Entries taken from a collection:
※
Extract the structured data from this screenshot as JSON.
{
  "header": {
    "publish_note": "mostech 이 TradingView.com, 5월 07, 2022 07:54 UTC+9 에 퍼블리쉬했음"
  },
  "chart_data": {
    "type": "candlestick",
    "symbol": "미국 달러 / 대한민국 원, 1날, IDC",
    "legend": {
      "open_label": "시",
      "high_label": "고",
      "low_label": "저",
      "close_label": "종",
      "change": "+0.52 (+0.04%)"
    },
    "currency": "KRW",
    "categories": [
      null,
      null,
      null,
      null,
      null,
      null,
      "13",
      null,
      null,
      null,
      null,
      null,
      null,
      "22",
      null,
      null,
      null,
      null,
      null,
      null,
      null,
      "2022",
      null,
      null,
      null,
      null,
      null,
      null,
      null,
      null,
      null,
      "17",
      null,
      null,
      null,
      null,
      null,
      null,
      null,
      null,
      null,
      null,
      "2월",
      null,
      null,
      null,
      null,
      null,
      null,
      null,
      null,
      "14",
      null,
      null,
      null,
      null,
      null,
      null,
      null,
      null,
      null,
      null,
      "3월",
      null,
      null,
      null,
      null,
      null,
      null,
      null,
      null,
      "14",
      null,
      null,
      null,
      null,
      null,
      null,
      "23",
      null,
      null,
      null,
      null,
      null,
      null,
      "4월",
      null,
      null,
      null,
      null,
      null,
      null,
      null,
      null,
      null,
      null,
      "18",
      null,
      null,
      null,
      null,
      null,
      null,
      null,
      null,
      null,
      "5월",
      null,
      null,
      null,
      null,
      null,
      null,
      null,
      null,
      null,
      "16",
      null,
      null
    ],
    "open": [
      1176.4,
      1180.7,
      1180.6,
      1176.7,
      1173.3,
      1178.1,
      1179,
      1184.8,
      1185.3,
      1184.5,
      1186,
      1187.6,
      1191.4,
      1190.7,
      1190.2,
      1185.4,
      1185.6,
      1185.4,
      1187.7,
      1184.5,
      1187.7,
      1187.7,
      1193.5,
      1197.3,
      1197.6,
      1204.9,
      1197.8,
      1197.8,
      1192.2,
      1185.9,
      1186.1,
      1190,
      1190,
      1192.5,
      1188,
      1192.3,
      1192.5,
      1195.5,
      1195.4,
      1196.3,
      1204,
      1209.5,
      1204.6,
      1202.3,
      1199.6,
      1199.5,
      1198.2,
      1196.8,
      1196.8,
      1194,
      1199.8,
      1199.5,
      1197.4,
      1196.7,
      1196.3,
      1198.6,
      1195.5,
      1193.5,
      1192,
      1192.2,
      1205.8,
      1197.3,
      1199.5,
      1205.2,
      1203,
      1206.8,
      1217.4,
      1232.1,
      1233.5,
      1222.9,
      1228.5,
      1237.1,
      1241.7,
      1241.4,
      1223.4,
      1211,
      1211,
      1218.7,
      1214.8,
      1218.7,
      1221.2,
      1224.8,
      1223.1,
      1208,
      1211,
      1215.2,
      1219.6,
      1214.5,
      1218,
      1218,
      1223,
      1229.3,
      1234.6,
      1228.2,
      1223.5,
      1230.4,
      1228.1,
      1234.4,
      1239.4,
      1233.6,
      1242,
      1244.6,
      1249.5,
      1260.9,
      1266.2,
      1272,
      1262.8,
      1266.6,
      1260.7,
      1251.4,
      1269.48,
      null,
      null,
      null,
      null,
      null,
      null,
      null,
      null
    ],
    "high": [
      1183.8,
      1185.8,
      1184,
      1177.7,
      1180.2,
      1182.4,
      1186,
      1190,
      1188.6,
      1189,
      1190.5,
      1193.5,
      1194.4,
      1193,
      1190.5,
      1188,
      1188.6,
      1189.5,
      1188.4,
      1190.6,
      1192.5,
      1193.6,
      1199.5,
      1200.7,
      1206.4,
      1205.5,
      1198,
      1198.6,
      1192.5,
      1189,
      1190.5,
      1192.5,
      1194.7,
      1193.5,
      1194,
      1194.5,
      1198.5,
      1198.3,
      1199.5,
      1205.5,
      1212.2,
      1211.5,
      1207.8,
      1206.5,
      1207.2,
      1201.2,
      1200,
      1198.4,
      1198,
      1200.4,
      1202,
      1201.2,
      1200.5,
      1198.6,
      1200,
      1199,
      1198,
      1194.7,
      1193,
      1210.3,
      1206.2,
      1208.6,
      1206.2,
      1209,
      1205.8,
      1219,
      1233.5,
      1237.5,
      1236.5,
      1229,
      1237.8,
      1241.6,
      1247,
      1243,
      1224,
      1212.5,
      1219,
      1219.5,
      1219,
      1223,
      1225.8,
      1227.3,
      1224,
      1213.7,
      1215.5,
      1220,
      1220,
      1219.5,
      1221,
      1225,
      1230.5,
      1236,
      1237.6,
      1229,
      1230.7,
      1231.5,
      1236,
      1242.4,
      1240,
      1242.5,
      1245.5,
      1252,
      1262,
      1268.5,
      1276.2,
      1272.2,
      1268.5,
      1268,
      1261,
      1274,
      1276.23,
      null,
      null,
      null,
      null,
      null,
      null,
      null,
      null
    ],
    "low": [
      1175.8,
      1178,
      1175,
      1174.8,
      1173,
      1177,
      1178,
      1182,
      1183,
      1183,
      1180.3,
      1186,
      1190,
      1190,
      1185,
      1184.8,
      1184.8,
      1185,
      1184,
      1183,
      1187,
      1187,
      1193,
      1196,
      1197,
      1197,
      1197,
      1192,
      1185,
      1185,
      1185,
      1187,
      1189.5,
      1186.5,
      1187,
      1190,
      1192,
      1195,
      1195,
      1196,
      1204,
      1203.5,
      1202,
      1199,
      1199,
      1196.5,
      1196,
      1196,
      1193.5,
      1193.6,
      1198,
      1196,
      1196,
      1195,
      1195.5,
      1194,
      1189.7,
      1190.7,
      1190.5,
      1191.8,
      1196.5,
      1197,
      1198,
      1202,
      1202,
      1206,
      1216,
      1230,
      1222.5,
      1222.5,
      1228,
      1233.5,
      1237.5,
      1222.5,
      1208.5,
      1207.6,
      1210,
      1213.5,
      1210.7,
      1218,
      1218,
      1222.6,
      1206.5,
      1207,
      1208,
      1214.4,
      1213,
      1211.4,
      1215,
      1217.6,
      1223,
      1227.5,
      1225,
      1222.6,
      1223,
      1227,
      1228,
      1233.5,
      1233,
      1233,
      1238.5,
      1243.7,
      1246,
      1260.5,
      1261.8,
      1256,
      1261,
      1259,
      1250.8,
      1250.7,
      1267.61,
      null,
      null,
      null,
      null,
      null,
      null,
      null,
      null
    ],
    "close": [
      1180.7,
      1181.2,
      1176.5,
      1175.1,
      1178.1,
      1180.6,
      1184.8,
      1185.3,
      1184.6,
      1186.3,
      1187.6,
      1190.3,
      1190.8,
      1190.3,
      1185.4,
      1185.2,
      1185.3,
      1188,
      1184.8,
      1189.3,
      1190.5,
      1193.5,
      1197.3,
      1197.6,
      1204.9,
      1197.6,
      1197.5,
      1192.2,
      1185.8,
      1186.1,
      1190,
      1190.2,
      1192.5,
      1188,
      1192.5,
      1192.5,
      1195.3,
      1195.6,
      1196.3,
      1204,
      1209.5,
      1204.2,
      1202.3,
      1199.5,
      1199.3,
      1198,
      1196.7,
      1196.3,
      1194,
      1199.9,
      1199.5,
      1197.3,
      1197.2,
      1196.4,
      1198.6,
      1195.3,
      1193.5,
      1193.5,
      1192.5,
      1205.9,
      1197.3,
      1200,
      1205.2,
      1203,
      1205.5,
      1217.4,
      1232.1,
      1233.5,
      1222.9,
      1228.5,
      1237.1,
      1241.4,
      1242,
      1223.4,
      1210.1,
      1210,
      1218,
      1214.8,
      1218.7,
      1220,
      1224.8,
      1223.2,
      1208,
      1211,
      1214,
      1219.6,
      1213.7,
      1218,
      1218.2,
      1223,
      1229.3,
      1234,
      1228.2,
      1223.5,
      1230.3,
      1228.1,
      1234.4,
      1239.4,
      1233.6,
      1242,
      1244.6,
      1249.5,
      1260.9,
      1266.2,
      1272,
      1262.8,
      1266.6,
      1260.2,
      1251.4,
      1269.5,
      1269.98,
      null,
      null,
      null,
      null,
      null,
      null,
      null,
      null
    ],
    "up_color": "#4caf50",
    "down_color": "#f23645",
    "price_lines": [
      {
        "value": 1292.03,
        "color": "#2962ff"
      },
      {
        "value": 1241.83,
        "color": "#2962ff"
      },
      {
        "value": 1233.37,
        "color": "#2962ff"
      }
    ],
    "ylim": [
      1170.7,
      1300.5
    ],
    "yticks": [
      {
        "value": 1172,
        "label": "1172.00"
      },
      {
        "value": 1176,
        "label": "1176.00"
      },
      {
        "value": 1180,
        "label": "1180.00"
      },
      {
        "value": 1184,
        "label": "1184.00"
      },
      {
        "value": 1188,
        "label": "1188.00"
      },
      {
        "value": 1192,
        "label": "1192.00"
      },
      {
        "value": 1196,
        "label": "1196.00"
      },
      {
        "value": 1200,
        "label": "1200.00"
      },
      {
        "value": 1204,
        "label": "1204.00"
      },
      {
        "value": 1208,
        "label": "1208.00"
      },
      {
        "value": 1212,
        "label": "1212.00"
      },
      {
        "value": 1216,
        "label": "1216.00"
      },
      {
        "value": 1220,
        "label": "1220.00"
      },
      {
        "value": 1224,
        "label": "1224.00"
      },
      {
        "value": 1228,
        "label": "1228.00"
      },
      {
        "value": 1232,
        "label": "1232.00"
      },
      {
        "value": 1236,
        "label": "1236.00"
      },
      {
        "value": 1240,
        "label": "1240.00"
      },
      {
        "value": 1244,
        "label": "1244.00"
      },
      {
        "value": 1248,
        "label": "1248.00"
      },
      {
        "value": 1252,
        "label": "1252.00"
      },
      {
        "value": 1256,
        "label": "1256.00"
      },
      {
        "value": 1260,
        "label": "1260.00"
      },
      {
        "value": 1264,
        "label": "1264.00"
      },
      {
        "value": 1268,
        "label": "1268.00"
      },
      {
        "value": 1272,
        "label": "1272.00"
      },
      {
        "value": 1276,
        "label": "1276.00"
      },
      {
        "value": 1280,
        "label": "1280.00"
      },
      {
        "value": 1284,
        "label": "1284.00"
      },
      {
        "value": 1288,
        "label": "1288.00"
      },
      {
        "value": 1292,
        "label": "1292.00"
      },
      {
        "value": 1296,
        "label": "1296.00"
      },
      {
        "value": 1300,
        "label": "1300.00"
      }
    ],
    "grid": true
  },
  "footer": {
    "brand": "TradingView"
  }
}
※
▸ **What you are asked to do**
In the entries above, identify every line with the word "TradingView". Copy those lines.

▸ **Output of the task**
    "publish_note": "mostech 이 TradingView.com, 5월 07, 2022 07:54 UTC+9 에 퍼블리쉬했음"
    "brand": "TradingView"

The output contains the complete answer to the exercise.